Exercise
Reproduce every line of the items below word for word, leaving out the pictures.

Data shown
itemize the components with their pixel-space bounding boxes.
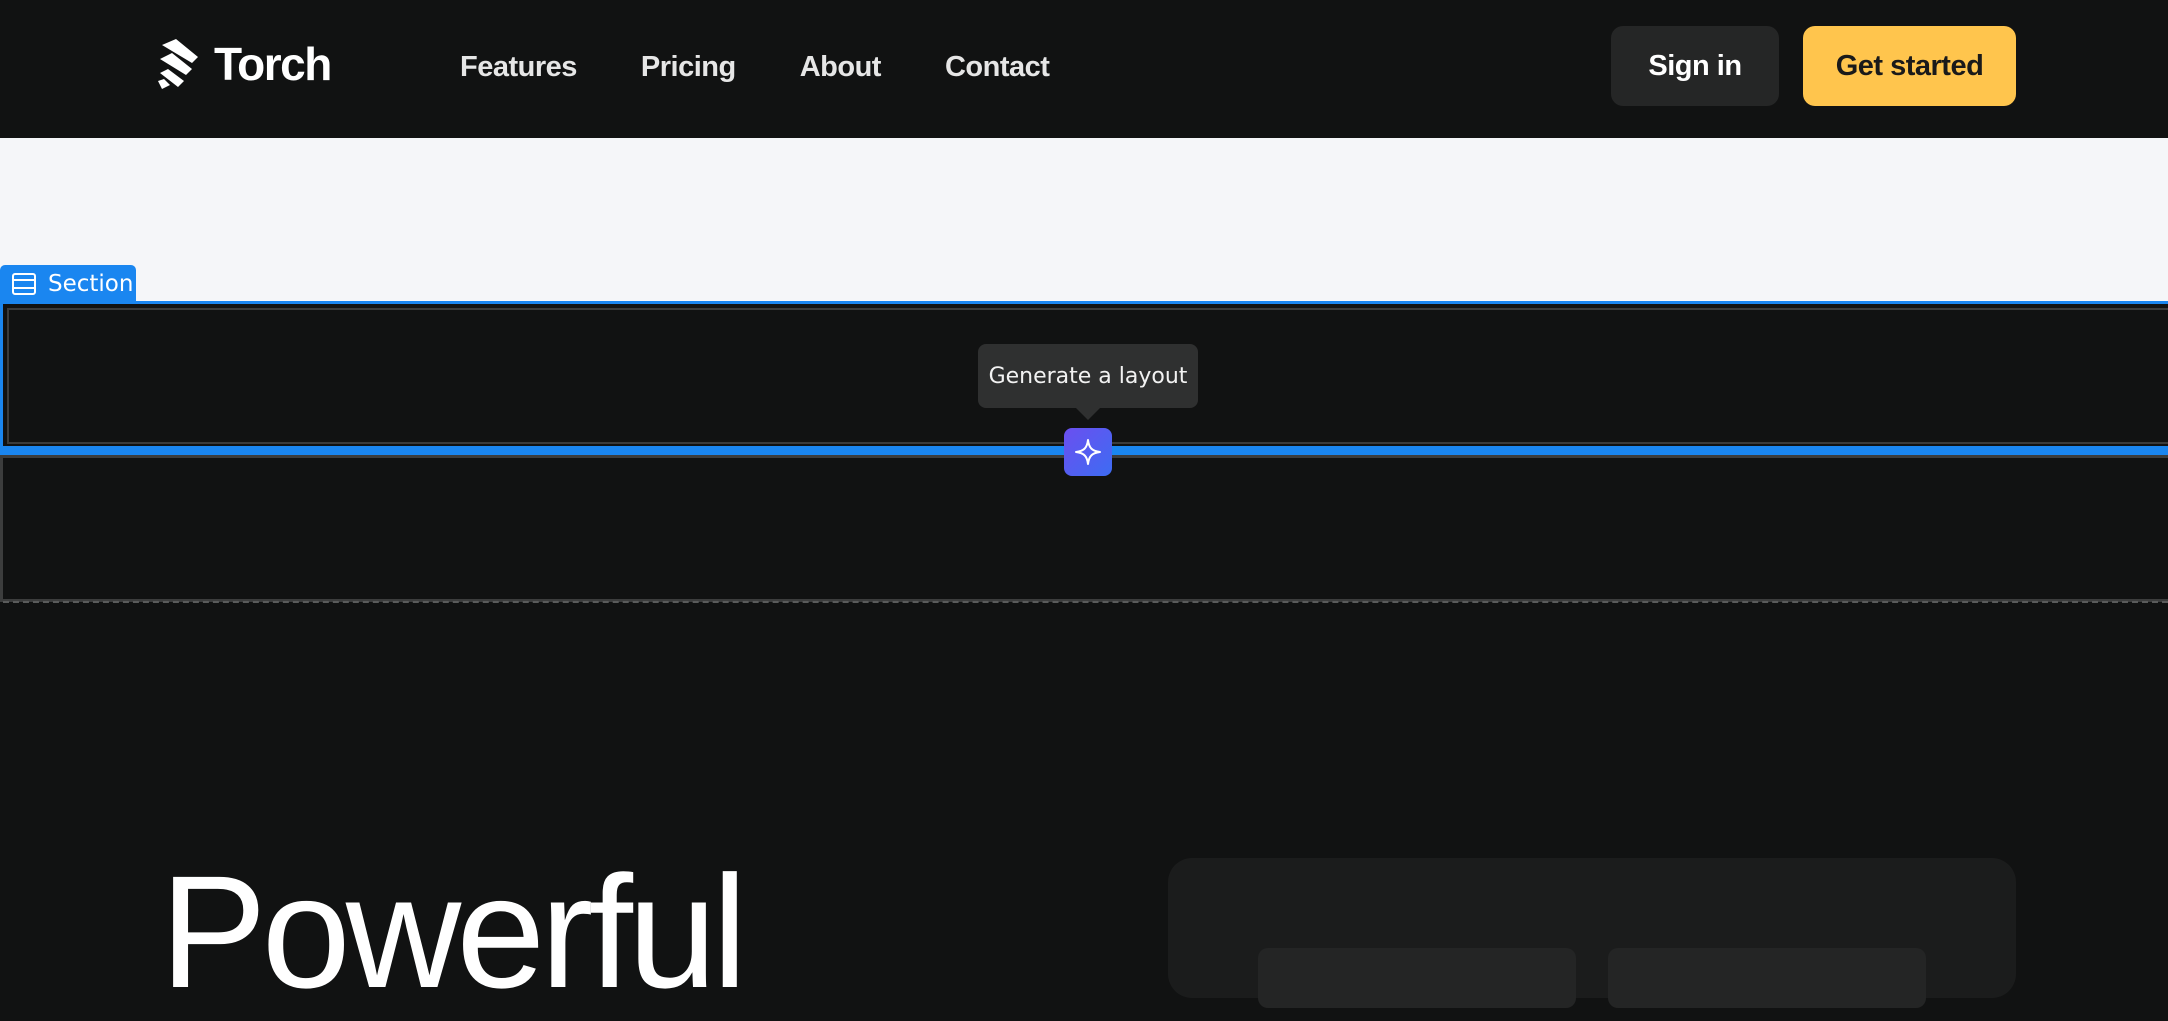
light-spacer-section [0, 138, 2168, 301]
generate-layout-button[interactable] [1064, 428, 1112, 476]
torch-logo-icon [158, 39, 198, 89]
brand-name: Torch [214, 38, 332, 90]
nav-link-contact[interactable]: Contact [945, 51, 1050, 84]
tooltip-arrow [1075, 407, 1101, 420]
get-started-button[interactable]: Get started [1803, 26, 2016, 106]
nav-link-features[interactable]: Features [460, 51, 577, 84]
generate-layout-tooltip: Generate a layout [978, 344, 1198, 408]
nav-link-pricing[interactable]: Pricing [641, 51, 736, 84]
sparkle-icon [1075, 439, 1101, 465]
hero-preview-tile [1608, 948, 1926, 1008]
section-layout-icon [12, 272, 36, 295]
sign-in-button[interactable]: Sign in [1611, 26, 1779, 106]
main-nav: Features Pricing About Contact [460, 46, 1050, 88]
hero-preview-tile [1258, 948, 1576, 1008]
hero-title: Powerful [160, 842, 747, 1021]
nav-link-about[interactable]: About [800, 51, 882, 84]
section-selection-tag[interactable]: Section [0, 265, 136, 302]
section-tag-label: Section [48, 270, 134, 297]
hero-preview-card [1168, 858, 2016, 1008]
brand-logo-link[interactable]: Torch [158, 36, 332, 92]
section-dashed-divider [3, 601, 2168, 603]
top-navbar: Torch Features Pricing About Contact Sig… [0, 0, 2168, 138]
empty-section[interactable] [0, 455, 2168, 603]
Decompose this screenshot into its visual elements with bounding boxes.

Correct answer
itemize the components with their pixel-space bounding boxes.
light-spacer-section [0, 138, 2168, 301]
generate-layout-button[interactable] [1064, 428, 1112, 476]
torch-logo-icon [158, 39, 198, 89]
brand-name: Torch [214, 38, 332, 90]
nav-link-contact[interactable]: Contact [945, 51, 1050, 84]
tooltip-arrow [1075, 407, 1101, 420]
get-started-button[interactable]: Get started [1803, 26, 2016, 106]
nav-link-features[interactable]: Features [460, 51, 577, 84]
generate-layout-tooltip: Generate a layout [978, 344, 1198, 408]
nav-link-pricing[interactable]: Pricing [641, 51, 736, 84]
sparkle-icon [1075, 439, 1101, 465]
hero-preview-tile [1608, 948, 1926, 1008]
section-layout-icon [12, 272, 36, 295]
sign-in-button[interactable]: Sign in [1611, 26, 1779, 106]
main-nav: Features Pricing About Contact [460, 46, 1050, 88]
hero-preview-tile [1258, 948, 1576, 1008]
hero-title: Powerful [160, 842, 747, 1021]
nav-link-about[interactable]: About [800, 51, 882, 84]
section-selection-tag[interactable]: Section [0, 265, 136, 302]
section-tag-label: Section [48, 270, 134, 297]
hero-preview-card [1168, 858, 2016, 1008]
brand-logo-link[interactable]: Torch [158, 36, 332, 92]
section-dashed-divider [3, 601, 2168, 603]
top-navbar: Torch Features Pricing About Contact Sig… [0, 0, 2168, 138]
empty-section[interactable] [0, 455, 2168, 603]
Decompose this screenshot into its visual elements with bounding boxes.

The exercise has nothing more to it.